▶ **WRITTEN PROBLEM**
Scan the data below and pick out the lines containing the word "Goodwill".

------ DATA LISTING ------

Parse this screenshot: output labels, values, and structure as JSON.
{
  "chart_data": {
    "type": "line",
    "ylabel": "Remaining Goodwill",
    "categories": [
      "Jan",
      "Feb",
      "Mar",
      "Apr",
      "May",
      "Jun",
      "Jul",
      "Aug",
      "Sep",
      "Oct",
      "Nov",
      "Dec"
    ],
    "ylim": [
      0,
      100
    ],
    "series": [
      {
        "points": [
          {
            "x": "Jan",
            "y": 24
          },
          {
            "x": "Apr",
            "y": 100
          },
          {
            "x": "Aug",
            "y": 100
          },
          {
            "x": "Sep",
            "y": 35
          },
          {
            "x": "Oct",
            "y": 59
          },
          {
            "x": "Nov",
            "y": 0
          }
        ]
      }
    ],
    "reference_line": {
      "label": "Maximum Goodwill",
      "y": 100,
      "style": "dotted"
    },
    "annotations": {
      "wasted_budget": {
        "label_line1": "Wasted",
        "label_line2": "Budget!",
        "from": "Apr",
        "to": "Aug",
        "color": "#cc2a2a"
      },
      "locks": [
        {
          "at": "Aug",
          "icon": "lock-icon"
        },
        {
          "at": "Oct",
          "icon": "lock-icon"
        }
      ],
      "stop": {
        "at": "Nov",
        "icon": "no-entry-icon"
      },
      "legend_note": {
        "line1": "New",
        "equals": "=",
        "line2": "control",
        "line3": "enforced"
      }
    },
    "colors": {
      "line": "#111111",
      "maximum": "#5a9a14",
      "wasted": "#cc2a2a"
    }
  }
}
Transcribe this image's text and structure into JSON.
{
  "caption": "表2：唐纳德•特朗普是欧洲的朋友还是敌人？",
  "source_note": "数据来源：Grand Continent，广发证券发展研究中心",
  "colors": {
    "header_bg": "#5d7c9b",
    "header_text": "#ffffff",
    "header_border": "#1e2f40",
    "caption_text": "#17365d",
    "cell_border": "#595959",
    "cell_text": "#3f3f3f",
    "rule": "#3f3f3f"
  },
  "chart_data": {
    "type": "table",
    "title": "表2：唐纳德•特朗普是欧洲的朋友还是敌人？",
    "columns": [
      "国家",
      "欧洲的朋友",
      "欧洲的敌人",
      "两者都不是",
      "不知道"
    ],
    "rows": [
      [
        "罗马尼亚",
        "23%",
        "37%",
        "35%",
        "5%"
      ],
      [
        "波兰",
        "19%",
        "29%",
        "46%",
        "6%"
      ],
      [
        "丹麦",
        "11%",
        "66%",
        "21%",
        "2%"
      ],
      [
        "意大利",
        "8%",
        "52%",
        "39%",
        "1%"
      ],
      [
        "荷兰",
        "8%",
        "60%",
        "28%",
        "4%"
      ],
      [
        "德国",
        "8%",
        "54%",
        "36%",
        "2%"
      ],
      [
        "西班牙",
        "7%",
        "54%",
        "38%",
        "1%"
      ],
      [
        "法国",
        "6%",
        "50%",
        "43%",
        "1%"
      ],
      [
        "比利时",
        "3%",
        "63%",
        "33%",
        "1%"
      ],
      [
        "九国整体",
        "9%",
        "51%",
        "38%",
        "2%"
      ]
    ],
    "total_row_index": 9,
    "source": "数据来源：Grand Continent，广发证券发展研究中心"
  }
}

------

▶ **THE RESULT**
    "ylabel": "Remaining Goodwill",
      "label": "Maximum Goodwill",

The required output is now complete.